◆ What to work on:
Determine how many lines contain the string "әйләнә" and reply with that number alone.

┄┄┄┄┄┄┄┄┄┄┄┄┄┄┄┄┄┄┄┄

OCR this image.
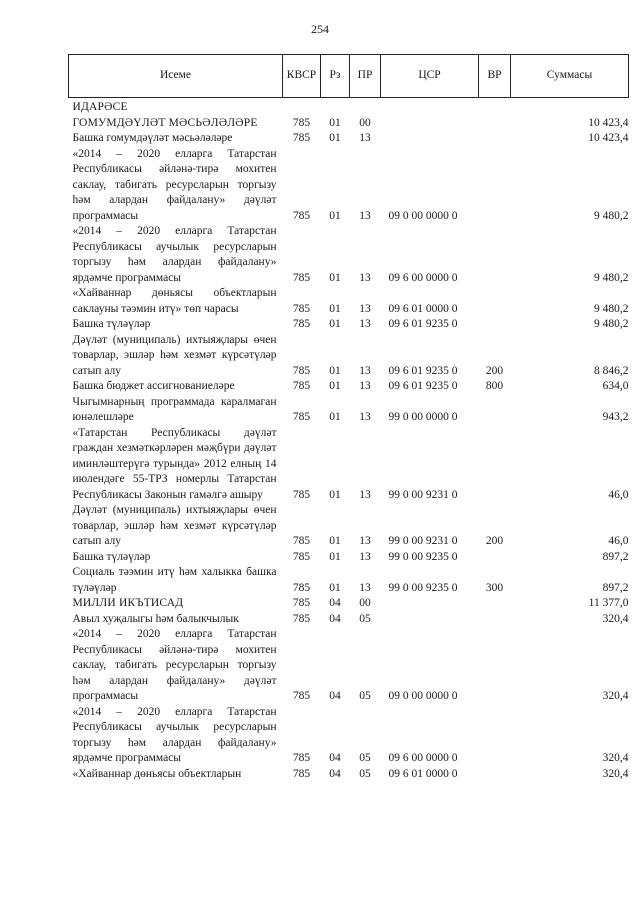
254
Исеме	КВСР	Рз	ПР	ЦСР	ВР	Суммасы
ИДАРӘСЕ						
ГОМУМДӘҮЛӘТ МӘСЬӘЛӘЛӘРЕ	785	01	00			10 423,4
Башка гомумдәүләт мәсьәләләре	785	01	13			10 423,4
«2014 – 2020 елларга Татарстан Республикасы әйләнә-тирә мохитен саклау, табигать ресурсларын торгызу һәм алардан файдалану» дәүләт программасы	785	01	13	09 0 00 0000 0		9 480,2
«2014 – 2020 елларга Татарстан Республикасы аучылык ресурсларын торгызу һәм алардан файдалану» ярдәмче программасы	785	01	13	09 6 00 0000 0		9 480,2
«Хайваннар дөньясы объектларын саклауны тәэмин итү» төп чарасы	785	01	13	09 6 01 0000 0		9 480,2
Башка түләүләр	785	01	13	09 6 01 9235 0		9 480,2
Дәүләт (муниципаль) ихтыяҗлары өчен товарлар, эшләр һәм хезмәт күрсәтүләр сатып алу	785	01	13	09 6 01 9235 0	200	8 846,2
Башка бюджет ассигнованиеләре	785	01	13	09 6 01 9235 0	800	634,0
Чыгымнарның программада каралмаган юнәлешләре	785	01	13	99 0 00 0000 0		943,2
«Татарстан Республикасы дәүләт граждан хезмәткәрләрен мәҗбүри дәүләт иминләштерүгә турында» 2012 елның 14 июлендәге 55-ТРЗ номерлы Татарстан Республикасы Законын гамәлгә ашыру	785	01	13	99 0 00 9231 0		46,0
Дәүләт (муниципаль) ихтыяҗлары өчен товарлар, эшләр һәм хезмәт күрсәтүләр сатып алу	785	01	13	99 0 00 9231 0	200	46,0
Башка түләүләр	785	01	13	99 0 00 9235 0		897,2
Социаль тәэмин итү һәм халыкка башка түләүләр	785	01	13	99 0 00 9235 0	300	897,2
МИЛЛИ ИКЪТИСАД	785	04	00			11 377,0
Авыл хуҗалыгы һәм балыкчылык	785	04	05			320,4
«2014 – 2020 елларга Татарстан Республикасы әйләнә-тирә мохитен саклау, табигать ресурсларын торгызу һәм алардан файдалану» дәүләт программасы	785	04	05	09 0 00 0000 0		320,4
«2014 – 2020 елларга Татарстан Республикасы аучылык ресурсларын торгызу һәм алардан файдалану» ярдәмче программасы	785	04	05	09 6 00 0000 0		320,4
«Хайваннар дөньясы объектларын	785	04	05	09 6 01 0000 0		320,4
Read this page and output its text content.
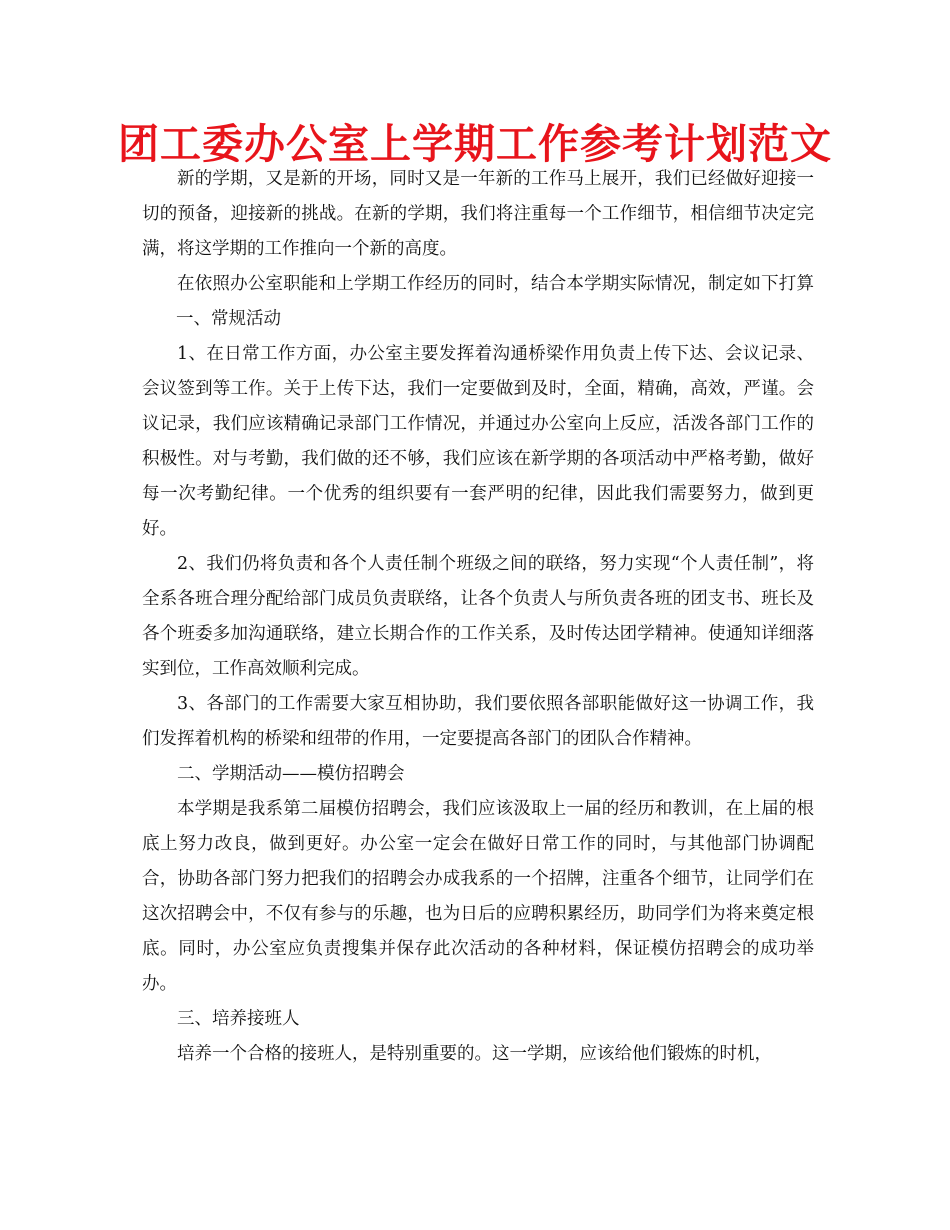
团工委办公室上学期工作参考计划范文

新的学期，又是新的开场，同时又是一年新的工作马上展开，我们已经做好迎接一切的预备，迎接新的挑战。在新的学期，我们将注重每一个工作细节，相信细节决定完满，将这学期的工作推向一个新的高度。

在依照办公室职能和上学期工作经历的同时，结合本学期实际情况，制定如下打算一、常规活动

1、在日常工作方面，办公室主要发挥着沟通桥梁作用负责上传下达、会议记录、会议签到等工作。关于上传下达，我们一定要做到及时，全面，精确，高效，严谨。会议记录，我们应该精确记录部门工作情况，并通过办公室向上反应，活泼各部门工作的积极性。对与考勤，我们做的还不够，我们应该在新学期的各项活动中严格考勤，做好每一次考勤纪律。一个优秀的组织要有一套严明的纪律，因此我们需要努力，做到更好。

2、我们仍将负责和各个人责任制个班级之间的联络，努力实现“个人责任制”，将全系各班合理分配给部门成员负责联络，让各个负责人与所负责各班的团支书、班长及各个班委多加沟通联络，建立长期合作的工作关系，及时传达团学精神。使通知详细落实到位，工作高效顺利完成。

3、各部门的工作需要大家互相协助，我们要依照各部职能做好这一协调工作，我们发挥着机构的桥梁和纽带的作用，一定要提高各部门的团队合作精神。

二、学期活动——模仿招聘会

本学期是我系第二届模仿招聘会，我们应该汲取上一届的经历和教训，在上届的根底上努力改良，做到更好。办公室一定会在做好日常工作的同时，与其他部门协调配合，协助各部门努力把我们的招聘会办成我系的一个招牌，注重各个细节，让同学们在这次招聘会中，不仅有参与的乐趣，也为日后的应聘积累经历，助同学们为将来奠定根底。同时，办公室应负责搜集并保存此次活动的各种材料，保证模仿招聘会的成功举办。

三、培养接班人

培养一个合格的接班人，是特别重要的。这一学期，应该给他们锻炼的时机，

┄┄┄┄┄┄┄┄┄┄┄┄┄┄┄┄┄┄┄┄

◆ Solution to this task:
2